--- START RECORDS TO USE ---

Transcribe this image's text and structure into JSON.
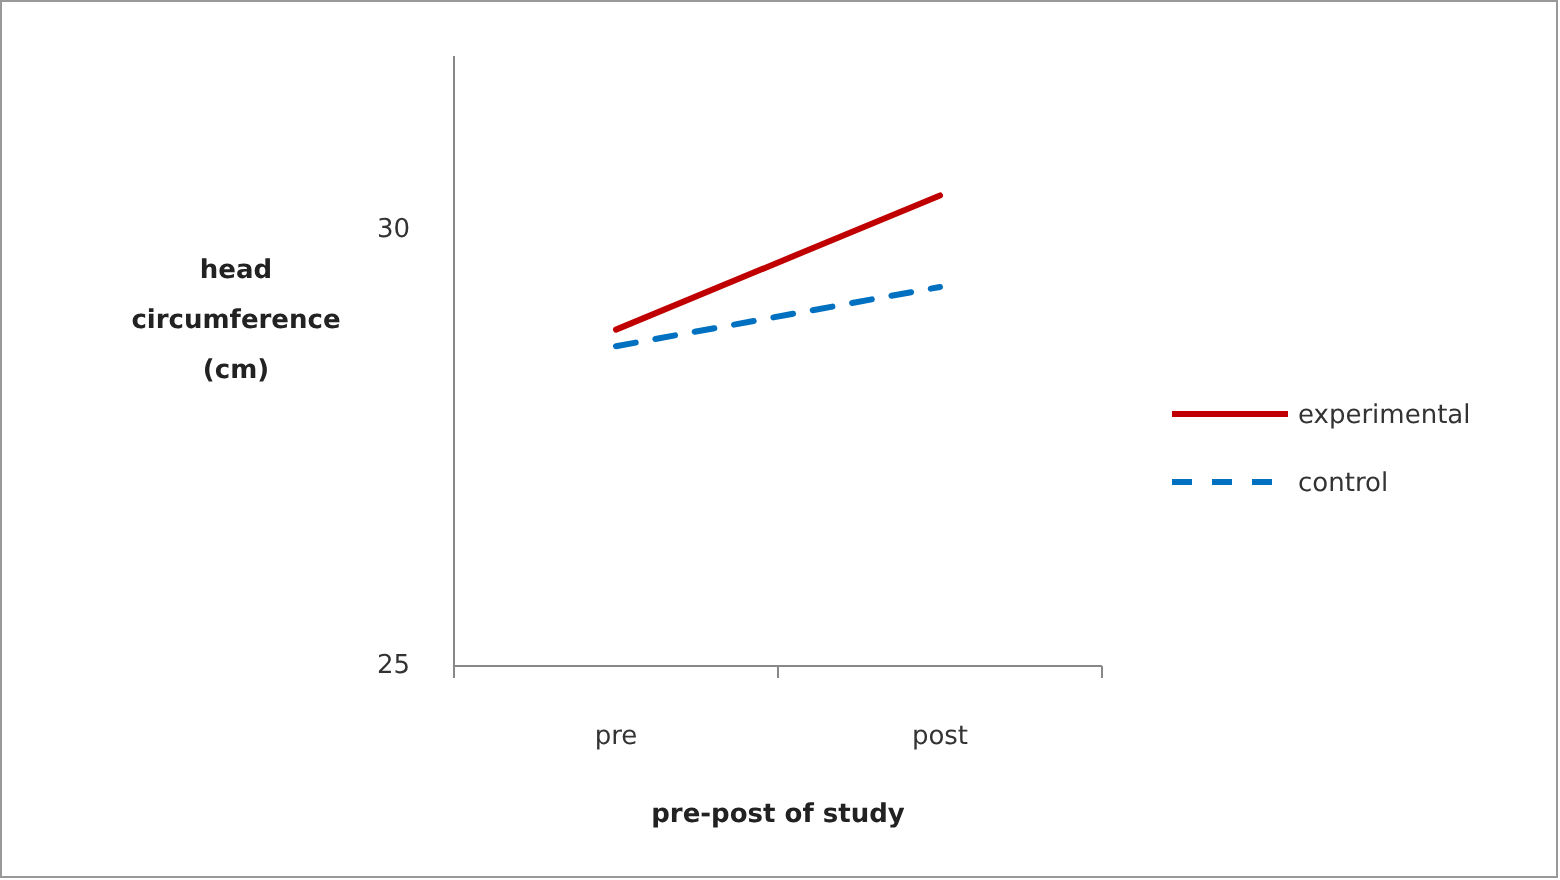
{
  "chart_data": {
    "type": "line",
    "xlabel": "pre-post of study",
    "ylabel": "head circumference (cm)",
    "categories": [
      "pre",
      "post"
    ],
    "series": [
      {
        "name": "experimental",
        "color": "#c00000",
        "values": [
          28.86,
          30.4
        ],
        "line_style": "solid"
      },
      {
        "name": "control",
        "color": "#0070c0",
        "values": [
          28.67,
          29.35
        ],
        "line_style": "dashed"
      }
    ],
    "ylim": [
      25,
      32
    ],
    "yticks": [
      25,
      30
    ],
    "grid": false,
    "legend": "right",
    "marker": "none"
  }
}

--- END RECORDS TO USE ---

→ GIVEN PROBLEM: Quote the records above exactly, leaving out any pictures.

→ WRITTEN ANSWER:
Transcribe this image's text and structure into JSON.
{
  "chart_data": {
    "type": "line",
    "xlabel": "pre-post of study",
    "ylabel": "head circumference (cm)",
    "categories": [
      "pre",
      "post"
    ],
    "series": [
      {
        "name": "experimental",
        "color": "#c00000",
        "values": [
          28.86,
          30.4
        ],
        "line_style": "solid"
      },
      {
        "name": "control",
        "color": "#0070c0",
        "values": [
          28.67,
          29.35
        ],
        "line_style": "dashed"
      }
    ],
    "ylim": [
      25,
      32
    ],
    "yticks": [
      25,
      30
    ],
    "grid": false,
    "legend": "right",
    "marker": "none"
  }
}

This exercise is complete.